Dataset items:
»»
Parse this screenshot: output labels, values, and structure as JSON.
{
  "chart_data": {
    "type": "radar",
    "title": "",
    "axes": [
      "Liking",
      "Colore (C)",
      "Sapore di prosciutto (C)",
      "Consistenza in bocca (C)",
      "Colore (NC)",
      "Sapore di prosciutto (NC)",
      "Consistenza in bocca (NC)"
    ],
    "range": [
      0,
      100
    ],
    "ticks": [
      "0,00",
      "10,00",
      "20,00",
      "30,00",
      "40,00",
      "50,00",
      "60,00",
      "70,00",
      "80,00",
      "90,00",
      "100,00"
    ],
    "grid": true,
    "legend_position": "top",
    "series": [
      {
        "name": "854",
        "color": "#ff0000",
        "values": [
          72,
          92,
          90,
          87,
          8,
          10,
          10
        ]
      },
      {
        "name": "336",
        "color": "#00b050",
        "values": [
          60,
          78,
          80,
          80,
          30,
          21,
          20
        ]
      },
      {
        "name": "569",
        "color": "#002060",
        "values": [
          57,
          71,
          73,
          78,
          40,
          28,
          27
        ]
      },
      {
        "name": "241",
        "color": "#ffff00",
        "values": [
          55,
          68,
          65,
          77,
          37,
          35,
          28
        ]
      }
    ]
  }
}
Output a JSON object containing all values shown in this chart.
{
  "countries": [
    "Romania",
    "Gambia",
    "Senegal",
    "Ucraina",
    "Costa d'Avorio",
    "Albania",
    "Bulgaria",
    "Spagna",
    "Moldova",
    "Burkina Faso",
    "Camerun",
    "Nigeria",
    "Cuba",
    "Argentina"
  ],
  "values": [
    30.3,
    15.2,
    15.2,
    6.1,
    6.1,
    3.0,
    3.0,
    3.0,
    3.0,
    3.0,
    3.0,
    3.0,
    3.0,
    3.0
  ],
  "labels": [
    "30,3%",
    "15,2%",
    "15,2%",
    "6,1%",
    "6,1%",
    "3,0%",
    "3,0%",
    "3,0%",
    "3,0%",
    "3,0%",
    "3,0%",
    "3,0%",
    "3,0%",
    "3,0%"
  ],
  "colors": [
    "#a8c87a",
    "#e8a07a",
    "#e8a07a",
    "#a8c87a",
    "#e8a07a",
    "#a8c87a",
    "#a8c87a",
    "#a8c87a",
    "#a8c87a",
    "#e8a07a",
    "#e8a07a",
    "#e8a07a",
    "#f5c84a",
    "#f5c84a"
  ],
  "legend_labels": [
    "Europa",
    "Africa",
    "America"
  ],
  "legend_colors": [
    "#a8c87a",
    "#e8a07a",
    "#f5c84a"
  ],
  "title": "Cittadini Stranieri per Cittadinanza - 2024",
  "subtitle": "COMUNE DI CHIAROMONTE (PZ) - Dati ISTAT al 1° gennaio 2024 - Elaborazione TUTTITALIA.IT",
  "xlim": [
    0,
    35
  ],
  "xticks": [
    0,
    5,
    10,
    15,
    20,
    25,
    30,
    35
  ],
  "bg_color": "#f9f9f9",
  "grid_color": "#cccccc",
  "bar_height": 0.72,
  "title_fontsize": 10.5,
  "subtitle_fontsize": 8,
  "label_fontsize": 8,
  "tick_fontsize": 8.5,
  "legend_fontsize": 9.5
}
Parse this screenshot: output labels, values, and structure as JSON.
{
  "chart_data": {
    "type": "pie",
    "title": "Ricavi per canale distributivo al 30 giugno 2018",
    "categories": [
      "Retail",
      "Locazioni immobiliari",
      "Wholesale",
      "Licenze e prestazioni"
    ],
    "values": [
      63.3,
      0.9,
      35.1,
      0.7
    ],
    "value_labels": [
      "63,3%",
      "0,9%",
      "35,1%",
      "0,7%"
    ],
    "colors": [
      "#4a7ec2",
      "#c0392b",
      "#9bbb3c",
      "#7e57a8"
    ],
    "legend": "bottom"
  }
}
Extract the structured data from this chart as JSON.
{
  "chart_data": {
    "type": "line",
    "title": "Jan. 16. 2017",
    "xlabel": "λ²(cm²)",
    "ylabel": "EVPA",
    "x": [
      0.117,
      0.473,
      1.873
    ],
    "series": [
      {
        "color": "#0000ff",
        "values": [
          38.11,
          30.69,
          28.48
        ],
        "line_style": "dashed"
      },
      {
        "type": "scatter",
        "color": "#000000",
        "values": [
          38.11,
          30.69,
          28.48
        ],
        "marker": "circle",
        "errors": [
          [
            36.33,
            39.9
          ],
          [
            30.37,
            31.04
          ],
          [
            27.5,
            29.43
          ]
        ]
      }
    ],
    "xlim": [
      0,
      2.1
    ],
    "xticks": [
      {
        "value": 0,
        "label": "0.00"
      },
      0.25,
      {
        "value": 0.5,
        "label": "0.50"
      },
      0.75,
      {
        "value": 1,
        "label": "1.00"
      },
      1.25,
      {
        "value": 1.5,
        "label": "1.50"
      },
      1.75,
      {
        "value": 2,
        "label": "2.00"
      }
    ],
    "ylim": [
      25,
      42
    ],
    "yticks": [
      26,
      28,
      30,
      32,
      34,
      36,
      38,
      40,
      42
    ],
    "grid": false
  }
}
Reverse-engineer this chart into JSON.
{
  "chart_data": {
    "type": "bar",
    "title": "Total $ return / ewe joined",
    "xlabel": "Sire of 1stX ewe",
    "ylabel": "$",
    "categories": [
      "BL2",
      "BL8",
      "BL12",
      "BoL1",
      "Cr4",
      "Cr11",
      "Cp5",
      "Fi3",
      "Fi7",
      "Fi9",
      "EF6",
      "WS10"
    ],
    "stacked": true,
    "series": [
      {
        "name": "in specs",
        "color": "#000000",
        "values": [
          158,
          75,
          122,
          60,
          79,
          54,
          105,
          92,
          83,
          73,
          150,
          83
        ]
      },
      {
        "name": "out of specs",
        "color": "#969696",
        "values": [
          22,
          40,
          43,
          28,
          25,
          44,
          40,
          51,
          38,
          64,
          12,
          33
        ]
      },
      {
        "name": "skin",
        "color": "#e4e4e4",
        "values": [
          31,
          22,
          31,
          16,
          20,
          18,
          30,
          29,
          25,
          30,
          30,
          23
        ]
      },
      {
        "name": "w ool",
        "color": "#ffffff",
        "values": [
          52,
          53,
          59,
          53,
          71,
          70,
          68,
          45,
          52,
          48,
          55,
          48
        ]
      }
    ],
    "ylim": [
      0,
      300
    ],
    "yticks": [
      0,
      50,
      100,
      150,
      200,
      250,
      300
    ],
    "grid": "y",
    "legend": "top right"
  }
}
««
WHAT YOU ARE ASKED TO DO:
Filter the data for the string "Sapore" and copy every line that has it.

SOLUTION TO THIS PROBLEM:
      "Sapore di prosciutto (C)",
      "Sapore di prosciutto (NC)",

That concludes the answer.